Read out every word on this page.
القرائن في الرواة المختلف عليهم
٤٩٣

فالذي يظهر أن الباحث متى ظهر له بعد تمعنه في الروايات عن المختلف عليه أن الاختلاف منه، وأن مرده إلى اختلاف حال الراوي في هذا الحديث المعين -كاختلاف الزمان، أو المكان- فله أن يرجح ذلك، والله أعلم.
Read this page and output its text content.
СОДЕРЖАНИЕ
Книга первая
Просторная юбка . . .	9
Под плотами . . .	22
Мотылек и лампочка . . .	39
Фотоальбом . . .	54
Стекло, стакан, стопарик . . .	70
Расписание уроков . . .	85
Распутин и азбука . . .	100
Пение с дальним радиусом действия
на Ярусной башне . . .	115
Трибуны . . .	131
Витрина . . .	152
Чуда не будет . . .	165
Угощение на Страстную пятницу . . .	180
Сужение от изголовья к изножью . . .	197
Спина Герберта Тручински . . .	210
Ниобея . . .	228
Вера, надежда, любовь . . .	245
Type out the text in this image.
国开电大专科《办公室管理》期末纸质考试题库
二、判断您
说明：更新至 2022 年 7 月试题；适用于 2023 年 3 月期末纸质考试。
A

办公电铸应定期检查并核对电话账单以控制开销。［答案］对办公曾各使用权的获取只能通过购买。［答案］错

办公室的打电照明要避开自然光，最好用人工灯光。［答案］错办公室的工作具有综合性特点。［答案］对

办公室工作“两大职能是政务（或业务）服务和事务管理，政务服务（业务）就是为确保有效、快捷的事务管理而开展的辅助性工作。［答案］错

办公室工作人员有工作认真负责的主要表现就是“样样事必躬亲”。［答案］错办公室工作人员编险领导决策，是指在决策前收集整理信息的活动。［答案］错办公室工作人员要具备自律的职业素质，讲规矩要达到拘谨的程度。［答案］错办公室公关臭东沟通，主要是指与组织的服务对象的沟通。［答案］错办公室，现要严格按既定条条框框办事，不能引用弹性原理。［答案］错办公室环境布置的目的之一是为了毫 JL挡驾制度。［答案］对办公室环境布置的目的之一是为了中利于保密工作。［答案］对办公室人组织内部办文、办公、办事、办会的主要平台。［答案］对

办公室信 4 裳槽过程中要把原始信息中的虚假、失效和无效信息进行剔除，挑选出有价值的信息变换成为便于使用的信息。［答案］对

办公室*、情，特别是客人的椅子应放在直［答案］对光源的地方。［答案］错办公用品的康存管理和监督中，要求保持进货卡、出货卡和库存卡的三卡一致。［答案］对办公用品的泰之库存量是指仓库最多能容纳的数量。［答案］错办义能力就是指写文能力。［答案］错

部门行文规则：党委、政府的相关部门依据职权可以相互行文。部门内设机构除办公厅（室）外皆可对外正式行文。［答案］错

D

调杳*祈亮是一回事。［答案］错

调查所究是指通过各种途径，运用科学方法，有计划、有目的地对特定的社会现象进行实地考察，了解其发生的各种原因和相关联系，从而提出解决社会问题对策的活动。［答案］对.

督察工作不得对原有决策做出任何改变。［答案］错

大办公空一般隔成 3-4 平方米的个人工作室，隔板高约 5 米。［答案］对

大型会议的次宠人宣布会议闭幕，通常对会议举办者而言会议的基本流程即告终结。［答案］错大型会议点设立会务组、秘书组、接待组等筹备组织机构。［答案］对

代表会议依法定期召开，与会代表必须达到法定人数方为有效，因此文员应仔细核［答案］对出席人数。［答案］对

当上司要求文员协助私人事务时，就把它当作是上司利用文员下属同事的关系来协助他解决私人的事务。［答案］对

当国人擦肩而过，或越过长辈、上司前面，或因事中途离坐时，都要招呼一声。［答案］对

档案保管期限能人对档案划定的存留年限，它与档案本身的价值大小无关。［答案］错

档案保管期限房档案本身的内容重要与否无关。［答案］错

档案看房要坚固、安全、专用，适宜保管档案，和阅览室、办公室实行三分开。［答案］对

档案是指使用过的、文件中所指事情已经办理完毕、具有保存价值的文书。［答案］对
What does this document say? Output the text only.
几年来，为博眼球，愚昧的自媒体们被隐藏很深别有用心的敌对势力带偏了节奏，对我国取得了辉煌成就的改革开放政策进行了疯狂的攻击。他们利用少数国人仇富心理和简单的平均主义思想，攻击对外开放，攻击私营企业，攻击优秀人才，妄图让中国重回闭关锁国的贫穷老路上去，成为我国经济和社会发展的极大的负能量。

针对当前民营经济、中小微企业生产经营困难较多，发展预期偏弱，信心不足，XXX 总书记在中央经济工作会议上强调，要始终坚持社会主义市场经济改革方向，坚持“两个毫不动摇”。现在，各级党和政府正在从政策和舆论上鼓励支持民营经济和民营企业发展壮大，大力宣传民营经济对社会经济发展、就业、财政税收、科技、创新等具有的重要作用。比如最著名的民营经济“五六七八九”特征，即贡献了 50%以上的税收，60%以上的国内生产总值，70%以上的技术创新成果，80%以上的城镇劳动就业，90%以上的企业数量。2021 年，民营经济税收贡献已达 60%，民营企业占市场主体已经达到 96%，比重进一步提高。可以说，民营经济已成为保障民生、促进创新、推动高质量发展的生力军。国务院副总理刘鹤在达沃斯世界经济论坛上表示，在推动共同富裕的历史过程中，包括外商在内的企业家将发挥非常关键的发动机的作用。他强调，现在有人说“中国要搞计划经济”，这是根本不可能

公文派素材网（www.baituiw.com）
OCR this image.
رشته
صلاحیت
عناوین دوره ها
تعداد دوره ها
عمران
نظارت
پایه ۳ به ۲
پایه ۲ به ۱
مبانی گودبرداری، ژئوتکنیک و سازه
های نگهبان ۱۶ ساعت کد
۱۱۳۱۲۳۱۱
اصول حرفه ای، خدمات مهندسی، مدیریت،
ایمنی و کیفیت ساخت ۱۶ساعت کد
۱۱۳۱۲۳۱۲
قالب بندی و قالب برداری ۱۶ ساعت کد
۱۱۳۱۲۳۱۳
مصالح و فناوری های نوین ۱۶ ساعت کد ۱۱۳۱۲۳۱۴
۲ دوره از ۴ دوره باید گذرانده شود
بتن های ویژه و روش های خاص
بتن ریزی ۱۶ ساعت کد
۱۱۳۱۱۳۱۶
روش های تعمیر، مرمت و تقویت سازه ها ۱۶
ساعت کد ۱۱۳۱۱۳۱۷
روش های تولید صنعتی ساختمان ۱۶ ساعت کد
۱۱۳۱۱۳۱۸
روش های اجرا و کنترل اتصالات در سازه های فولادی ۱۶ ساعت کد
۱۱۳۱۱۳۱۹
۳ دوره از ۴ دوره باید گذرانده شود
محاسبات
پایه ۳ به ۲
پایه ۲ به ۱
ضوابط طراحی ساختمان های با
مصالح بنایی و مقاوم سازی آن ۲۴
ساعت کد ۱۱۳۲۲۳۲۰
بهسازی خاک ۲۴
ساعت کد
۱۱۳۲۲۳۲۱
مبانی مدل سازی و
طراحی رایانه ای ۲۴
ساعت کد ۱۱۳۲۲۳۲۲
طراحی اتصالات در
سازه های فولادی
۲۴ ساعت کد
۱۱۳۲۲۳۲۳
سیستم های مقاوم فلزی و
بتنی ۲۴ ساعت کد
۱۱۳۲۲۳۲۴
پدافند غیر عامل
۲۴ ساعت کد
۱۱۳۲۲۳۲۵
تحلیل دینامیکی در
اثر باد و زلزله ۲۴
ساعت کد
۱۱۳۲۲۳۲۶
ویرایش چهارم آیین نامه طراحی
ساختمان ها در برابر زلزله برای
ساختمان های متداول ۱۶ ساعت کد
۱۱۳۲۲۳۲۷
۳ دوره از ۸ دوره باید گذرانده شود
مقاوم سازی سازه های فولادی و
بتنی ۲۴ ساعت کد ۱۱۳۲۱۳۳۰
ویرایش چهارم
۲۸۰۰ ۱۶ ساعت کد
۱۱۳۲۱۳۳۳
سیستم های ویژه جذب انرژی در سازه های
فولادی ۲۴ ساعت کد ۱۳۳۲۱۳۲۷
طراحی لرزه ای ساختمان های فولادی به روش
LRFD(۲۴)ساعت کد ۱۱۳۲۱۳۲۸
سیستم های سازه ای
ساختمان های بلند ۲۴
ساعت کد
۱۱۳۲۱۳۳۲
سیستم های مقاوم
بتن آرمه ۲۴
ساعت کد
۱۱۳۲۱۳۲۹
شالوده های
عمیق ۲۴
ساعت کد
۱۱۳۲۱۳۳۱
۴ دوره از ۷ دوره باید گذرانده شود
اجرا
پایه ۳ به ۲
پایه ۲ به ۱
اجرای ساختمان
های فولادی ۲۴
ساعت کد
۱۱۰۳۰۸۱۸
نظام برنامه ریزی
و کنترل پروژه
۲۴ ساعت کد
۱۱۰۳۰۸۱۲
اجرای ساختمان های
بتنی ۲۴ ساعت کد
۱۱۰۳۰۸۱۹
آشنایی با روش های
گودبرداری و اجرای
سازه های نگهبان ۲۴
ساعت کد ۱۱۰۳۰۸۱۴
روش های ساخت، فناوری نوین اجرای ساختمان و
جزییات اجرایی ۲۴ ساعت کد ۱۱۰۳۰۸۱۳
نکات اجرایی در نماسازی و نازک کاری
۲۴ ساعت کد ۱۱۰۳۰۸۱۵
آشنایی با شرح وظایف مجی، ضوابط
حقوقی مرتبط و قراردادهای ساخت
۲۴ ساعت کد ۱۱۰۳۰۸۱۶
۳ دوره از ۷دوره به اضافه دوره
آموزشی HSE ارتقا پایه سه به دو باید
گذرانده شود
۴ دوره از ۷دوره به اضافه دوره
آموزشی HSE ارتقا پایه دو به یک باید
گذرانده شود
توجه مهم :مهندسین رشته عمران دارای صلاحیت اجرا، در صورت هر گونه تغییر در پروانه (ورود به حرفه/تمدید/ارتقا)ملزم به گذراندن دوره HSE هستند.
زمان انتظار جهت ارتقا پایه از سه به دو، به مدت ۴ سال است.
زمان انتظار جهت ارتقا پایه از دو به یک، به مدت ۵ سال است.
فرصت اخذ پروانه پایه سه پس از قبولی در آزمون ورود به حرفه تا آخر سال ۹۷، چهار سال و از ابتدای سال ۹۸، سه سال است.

-*-*-

Give the number of lines in the records that contain the string "آشنایی", with no other output.

**THE RESPONSE**
2